- 学習用本文
自己負担額の負担割合は「本人・夫婦」の所得状況によって規定されています。そのため、所得の少ない世帯だと引き続き1割のままです。

「年金収入」や「その他の収入」が一定以上ある世帯だと、介護保険サービスを利用した際、経済状況に応じて2割あるいは3割を負担せねばなりません。具体的な自己負担額の割合は以下の通りです。

自己負担額が3割負担となる人

合計所得金額が220万円以上あり、かつ単身世帯の場合は「年金収入+その他合計所得金額」が340万円以上(単身世帯)。夫婦世帯の場合は「年金収入+その他合計所得金額が463万円以上」。単身世帯で収入が年金だけならば、収入額が344万円以上に相当する場合。


自己負担額が2割負担となる人

合計所得金額が160万円以上あり、かつ単身世帯の場合は「年金収入+その他合計所得金額が280万円以上」。夫婦世帯の場合は「年金収入+その他合計所得金額が346万円以上」。単身で収入が年金だけならば、収入が280万円以上に相当する場合。


自己負担額が1割となる人

「POINT1・2」以外の方で2~3割負担の対象とならない人。

在宅介護における介護保険サービスの料金表

では実際に在宅介護の現場で、介護保険サービスを利用するとどのくらいの費用が掛かるのでしょうか。「在宅(居宅)サービス」を「自己負担1割」で利用した場合を例に挙げて紹介しましょう。

自己負担1割だと、本来の料金はその10倍かかっていますが、残り9割は介護保険料と税金で構成される財源でまかなわれます。

- 練習問題
1: 介護保険の自己負担についての本文をもとに、次の問いに答えてください。
(a) 3割負担となる夫婦世帯の「年金収入+その他合計所得金額」の基準はいくらか。
(b) 2割負担の対象となる合計所得金額の基準はいくらか。
(c) 自己負担1割の場合、残り9割は何でまかなわれるか。
2: 介護保険の自己負担についての本文のうち、「在宅介護における介護保険サービスの料金表」から「される財源でまかなわれます。」までをすべて、一字も変えずに書き写してください。
3: 介護保険の自己負担についての本文を、最後の文の次から書き継いでください。

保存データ
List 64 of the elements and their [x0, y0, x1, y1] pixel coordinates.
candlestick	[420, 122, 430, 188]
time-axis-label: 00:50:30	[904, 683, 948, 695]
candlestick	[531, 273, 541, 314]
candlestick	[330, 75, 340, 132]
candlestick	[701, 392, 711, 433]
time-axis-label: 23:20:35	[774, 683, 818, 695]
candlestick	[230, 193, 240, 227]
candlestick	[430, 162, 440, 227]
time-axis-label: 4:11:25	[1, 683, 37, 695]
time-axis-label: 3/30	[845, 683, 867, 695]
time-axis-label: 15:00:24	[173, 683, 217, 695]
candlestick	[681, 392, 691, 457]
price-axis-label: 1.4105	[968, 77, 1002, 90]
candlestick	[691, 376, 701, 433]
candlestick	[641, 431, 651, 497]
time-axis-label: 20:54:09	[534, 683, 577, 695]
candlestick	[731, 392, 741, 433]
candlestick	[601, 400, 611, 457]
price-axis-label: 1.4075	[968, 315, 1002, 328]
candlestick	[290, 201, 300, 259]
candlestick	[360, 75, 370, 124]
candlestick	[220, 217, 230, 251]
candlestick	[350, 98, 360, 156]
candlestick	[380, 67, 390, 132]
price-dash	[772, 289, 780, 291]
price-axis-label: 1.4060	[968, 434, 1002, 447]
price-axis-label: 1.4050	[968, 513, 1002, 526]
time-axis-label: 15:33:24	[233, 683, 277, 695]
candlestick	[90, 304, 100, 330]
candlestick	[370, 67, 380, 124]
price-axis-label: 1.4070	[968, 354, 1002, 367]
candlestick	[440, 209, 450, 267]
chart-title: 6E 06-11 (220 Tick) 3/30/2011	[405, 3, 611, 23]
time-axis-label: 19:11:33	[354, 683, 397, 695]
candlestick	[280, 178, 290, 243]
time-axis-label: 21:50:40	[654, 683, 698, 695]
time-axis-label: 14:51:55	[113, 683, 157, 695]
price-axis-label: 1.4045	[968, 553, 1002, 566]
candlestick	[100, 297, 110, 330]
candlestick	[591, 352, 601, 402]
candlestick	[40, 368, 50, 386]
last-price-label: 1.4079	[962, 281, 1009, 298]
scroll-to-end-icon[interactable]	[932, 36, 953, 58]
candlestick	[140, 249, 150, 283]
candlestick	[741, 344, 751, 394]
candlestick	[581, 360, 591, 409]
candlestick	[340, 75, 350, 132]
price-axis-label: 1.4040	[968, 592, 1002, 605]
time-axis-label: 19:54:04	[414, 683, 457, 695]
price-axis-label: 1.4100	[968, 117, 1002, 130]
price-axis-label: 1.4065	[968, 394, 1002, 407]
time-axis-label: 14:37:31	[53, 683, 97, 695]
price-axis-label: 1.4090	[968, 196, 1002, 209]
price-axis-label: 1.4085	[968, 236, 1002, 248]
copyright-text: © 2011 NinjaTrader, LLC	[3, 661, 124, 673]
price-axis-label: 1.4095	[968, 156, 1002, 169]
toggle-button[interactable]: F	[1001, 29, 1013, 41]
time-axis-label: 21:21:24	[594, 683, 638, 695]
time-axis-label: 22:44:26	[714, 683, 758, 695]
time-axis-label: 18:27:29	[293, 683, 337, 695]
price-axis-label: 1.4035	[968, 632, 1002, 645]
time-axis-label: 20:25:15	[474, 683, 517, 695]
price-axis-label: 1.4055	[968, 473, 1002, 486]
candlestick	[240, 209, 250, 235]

- 解答例
1:
(a) 463万円以上
(b) 160万円以上
(c) 介護保険料と税金で構成される財源

2:
在宅介護における介護保険サービスの料金表

では実際に在宅介護の現場で、介護保険サービスを利用するとどのくらいの費用が掛かるのでしょうか。「在宅(居宅)サービス」を「自己負担1割」で利用した場合を例に挙げて紹介しましょう。

自己負担1割だと、本来の料金はその10倍かかっていますが、残り9割は介護保険料と税金で構成される財源でまかなわれます。

3:
※以下は基本料金であり、施設の設備状況やサービス加算などで費用は変わります

訪問介護サービス

身体介護・・・20分未満=165円。20~30分未満=248円。30分~1時間未満=394円。1時間~1時間半未満=575円
生活援助・・・20分~45分未満=181円。45分以上=223円
通院時の乗車や降車等の介助=98円

訪問介護

要介護1=645円。要介護2=761円。要介護3=883円。要介護4=1,003円。要介護5=1,124円(1回当たりの利用料金。通常規模の事業所の場合)

訪問看護

20分未満=311円。30分未満=467円。30分~1時間未満=816円。1時間~1時間半未満=1,118円。「理学療法士・作業療法士・言語聴覚士」のいずれかが訪問する場合=296円(1回当たりの利用料金)

訪問リハビリテーション

20分以上の利用で290円(1回当たりの利用料金)

訪問入浴介護

要支援1・2の場合=全身入浴の利用で845円。要介護1~5の場合=全身入浴の利用で1,250円(1回当たりの利用料金)

通所介護

要介護1=645円。要介護2=761円。要介護3=883円。要介護4=1,003円。要介護5=1,124円(1回当たりの利用料金)

通所リハビリテーション

「要支援」の認定を受けた方の場合・・・要支援1=1,712円。要支援2=3,615円。選択的サービスとして運動機能向上=225円。栄養改善=150円。口腔機能向上=150円。
「要介護」の認定を受けた方の場合・・・要介護1=667円。要介護2=797円。要介護3=924円。要介護4=1,076円。要介護5=1,225円(1回当たりの料金)

福祉用具貸与

福祉用具、貸与事業者によって料金が異なる。

短期入所生活介護

要支援1=437円。要支援2=543円。要介護1=584円。要介護2=652円。要介護3=722円。要介護4=790円。要介護5=856円

介護保険サービスの利用限度額とは?要介護認定の段階別規定されている

在宅介護の中で介護保険サービスを利用するとき、際限なく利用できるわけではありません。限度無く利用出来たら、介護保険制度の財源は破綻することにもなりかねないからです。

そのため、制度上で限度額が定められています。その額以上を利用すると全額自己負担となるので、担当のケアマネジャーと相談しながら限度額を超えないようケアプラン(介護サービス利用の計画書)を作成する必要があるわけです。

居宅サービスの利用限度額

介護保険制度の要介護認定は、介護予防サービスの対象となる「要支援1~2」。介護サービスの対象となる「要介護1~5」に区分されています。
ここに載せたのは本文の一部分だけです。